Goal
Copy every line with the string "неблагоприятных" in it.
* begin Available data *
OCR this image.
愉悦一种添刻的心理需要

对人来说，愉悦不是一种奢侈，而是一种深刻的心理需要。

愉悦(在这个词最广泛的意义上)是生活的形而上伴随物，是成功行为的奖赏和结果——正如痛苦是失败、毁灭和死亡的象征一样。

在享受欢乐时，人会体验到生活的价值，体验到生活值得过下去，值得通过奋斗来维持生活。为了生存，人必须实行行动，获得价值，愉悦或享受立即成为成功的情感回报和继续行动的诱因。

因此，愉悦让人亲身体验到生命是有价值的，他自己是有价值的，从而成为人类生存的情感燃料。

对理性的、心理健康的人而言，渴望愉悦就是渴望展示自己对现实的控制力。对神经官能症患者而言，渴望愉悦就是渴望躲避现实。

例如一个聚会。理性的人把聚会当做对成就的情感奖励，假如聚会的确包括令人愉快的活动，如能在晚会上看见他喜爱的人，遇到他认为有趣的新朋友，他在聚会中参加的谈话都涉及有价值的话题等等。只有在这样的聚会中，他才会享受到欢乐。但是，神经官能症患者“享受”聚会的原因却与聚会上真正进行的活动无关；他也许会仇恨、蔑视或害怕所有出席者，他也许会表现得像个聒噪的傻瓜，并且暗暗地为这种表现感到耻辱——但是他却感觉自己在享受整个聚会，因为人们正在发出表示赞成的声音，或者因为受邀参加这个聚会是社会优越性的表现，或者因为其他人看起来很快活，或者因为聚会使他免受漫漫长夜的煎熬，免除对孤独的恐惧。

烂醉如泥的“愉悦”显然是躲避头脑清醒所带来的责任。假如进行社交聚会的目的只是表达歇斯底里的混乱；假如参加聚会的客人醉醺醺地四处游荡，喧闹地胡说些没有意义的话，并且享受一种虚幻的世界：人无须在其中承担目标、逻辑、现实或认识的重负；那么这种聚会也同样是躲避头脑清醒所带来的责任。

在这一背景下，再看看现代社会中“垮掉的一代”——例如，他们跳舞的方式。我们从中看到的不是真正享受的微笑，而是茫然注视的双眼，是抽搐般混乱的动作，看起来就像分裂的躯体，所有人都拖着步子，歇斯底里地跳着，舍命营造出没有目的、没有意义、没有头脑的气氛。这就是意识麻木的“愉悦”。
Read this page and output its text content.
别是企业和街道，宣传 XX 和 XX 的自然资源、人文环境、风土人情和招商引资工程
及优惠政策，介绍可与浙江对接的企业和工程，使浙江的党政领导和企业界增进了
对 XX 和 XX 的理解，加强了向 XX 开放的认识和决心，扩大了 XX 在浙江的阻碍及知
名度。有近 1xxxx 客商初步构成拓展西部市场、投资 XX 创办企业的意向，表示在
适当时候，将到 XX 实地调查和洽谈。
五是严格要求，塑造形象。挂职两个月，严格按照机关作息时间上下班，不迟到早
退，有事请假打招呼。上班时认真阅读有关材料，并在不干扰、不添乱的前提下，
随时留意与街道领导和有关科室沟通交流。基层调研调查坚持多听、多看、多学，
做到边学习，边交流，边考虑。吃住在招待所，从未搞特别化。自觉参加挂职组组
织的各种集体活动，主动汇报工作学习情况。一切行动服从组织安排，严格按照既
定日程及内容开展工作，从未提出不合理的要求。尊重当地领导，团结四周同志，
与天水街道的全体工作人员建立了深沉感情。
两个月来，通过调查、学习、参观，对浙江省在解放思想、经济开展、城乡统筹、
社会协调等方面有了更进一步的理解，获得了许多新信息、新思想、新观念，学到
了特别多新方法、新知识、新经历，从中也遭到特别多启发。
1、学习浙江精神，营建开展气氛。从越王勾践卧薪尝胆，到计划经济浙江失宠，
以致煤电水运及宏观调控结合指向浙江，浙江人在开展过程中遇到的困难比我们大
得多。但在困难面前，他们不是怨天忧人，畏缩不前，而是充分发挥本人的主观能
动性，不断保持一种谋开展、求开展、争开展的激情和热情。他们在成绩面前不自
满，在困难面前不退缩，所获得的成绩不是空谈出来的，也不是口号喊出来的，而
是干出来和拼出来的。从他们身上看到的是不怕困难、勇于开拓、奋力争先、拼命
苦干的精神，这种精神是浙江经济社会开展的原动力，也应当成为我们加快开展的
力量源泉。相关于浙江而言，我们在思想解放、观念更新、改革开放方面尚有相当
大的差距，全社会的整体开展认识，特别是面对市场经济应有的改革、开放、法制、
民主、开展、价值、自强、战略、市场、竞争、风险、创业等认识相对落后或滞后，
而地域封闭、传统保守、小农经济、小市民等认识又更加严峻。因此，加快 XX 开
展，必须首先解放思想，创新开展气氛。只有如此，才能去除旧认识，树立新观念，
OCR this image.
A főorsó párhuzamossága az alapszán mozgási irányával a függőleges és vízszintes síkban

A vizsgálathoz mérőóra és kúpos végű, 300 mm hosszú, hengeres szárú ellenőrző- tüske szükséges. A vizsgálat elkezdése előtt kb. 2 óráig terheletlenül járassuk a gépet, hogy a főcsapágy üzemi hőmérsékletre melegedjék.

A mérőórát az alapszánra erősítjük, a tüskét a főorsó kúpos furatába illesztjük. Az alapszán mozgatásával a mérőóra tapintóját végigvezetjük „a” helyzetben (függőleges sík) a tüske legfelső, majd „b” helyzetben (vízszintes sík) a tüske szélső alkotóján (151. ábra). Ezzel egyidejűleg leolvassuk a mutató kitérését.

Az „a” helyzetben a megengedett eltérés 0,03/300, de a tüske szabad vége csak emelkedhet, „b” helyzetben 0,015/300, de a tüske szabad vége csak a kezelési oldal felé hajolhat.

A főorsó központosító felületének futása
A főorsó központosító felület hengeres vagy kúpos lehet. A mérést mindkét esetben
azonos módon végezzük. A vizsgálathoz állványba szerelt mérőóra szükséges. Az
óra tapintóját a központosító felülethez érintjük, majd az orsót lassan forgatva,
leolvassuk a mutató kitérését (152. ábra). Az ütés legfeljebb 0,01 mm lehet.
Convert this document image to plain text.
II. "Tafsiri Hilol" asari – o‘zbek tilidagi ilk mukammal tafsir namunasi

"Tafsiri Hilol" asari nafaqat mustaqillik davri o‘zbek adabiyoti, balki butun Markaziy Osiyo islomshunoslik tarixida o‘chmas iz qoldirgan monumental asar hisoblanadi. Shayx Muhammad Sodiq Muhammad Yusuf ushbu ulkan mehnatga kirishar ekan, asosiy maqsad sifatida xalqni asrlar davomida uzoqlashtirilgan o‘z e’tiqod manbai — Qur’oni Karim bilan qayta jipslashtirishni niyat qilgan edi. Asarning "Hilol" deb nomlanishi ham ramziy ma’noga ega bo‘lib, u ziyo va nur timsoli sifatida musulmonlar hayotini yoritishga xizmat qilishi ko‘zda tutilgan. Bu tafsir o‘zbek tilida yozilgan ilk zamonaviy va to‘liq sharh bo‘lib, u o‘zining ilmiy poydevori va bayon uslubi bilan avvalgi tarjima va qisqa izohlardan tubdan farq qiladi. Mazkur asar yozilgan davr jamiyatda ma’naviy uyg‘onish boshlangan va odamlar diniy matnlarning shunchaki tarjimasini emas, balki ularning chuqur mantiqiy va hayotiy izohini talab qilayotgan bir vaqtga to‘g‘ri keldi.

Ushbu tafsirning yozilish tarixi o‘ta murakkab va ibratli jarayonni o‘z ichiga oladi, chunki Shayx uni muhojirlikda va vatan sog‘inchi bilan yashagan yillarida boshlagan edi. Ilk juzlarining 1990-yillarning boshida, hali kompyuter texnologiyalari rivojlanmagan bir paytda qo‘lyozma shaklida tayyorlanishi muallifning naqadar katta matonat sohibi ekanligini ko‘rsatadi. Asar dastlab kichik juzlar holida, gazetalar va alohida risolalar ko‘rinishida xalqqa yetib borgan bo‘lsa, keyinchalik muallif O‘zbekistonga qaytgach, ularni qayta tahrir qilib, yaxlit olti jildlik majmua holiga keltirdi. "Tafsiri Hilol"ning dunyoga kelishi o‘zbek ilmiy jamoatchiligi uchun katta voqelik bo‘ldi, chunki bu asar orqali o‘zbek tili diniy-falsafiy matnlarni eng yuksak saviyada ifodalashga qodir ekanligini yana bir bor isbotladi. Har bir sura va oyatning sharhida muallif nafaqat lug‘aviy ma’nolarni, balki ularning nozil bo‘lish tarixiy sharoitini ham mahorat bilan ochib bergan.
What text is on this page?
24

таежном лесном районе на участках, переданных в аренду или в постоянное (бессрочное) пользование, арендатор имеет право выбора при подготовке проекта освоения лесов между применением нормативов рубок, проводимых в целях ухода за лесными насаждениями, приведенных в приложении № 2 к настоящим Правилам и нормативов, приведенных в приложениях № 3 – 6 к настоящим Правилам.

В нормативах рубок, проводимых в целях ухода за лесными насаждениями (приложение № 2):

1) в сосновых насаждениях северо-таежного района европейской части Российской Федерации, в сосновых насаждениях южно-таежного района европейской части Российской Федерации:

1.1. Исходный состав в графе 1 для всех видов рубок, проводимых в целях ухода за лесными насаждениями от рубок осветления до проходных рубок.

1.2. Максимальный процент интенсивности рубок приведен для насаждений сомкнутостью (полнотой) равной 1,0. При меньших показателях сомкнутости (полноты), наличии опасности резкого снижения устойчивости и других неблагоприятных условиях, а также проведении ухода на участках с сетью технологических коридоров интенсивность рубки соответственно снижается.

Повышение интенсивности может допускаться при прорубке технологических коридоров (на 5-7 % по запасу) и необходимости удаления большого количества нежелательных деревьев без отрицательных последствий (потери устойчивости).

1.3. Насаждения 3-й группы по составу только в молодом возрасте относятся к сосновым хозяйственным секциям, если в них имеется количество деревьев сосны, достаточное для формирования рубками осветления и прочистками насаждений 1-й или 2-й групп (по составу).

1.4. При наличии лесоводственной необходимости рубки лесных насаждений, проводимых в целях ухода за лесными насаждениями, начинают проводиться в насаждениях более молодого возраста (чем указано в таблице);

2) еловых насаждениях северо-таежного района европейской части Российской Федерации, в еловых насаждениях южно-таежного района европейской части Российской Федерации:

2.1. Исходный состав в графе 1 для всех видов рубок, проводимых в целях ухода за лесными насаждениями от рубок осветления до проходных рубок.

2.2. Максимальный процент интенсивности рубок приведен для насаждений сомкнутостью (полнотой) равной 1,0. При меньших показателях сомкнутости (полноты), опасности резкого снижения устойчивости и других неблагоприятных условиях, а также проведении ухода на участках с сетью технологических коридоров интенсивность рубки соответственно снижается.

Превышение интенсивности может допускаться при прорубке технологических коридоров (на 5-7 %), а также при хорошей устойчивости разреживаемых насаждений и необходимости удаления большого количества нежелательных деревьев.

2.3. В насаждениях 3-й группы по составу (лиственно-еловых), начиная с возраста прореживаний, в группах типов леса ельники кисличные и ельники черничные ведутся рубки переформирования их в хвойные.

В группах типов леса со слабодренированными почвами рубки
* end Available data *
Result of this exercise
1.2. Максимальный процент интенсивности рубок приведен для насаждений сомкнутостью (полнотой) равной 1,0. При меньших показателях сомкнутости (полноты), наличии опасности резкого снижения устойчивости и других неблагоприятных условиях, а также проведении ухода на участках с сетью технологических коридоров интенсивность рубки соответственно снижается.
2.2. Максимальный процент интенсивности рубок приведен для насаждений сомкнутостью (полнотой) равной 1,0. При меньших показателях сомкнутости (полноты), опасности резкого снижения устойчивости и других неблагоприятных условиях, а также проведении ухода на участках с сетью технологических коридоров интенсивность рубки соответственно снижается.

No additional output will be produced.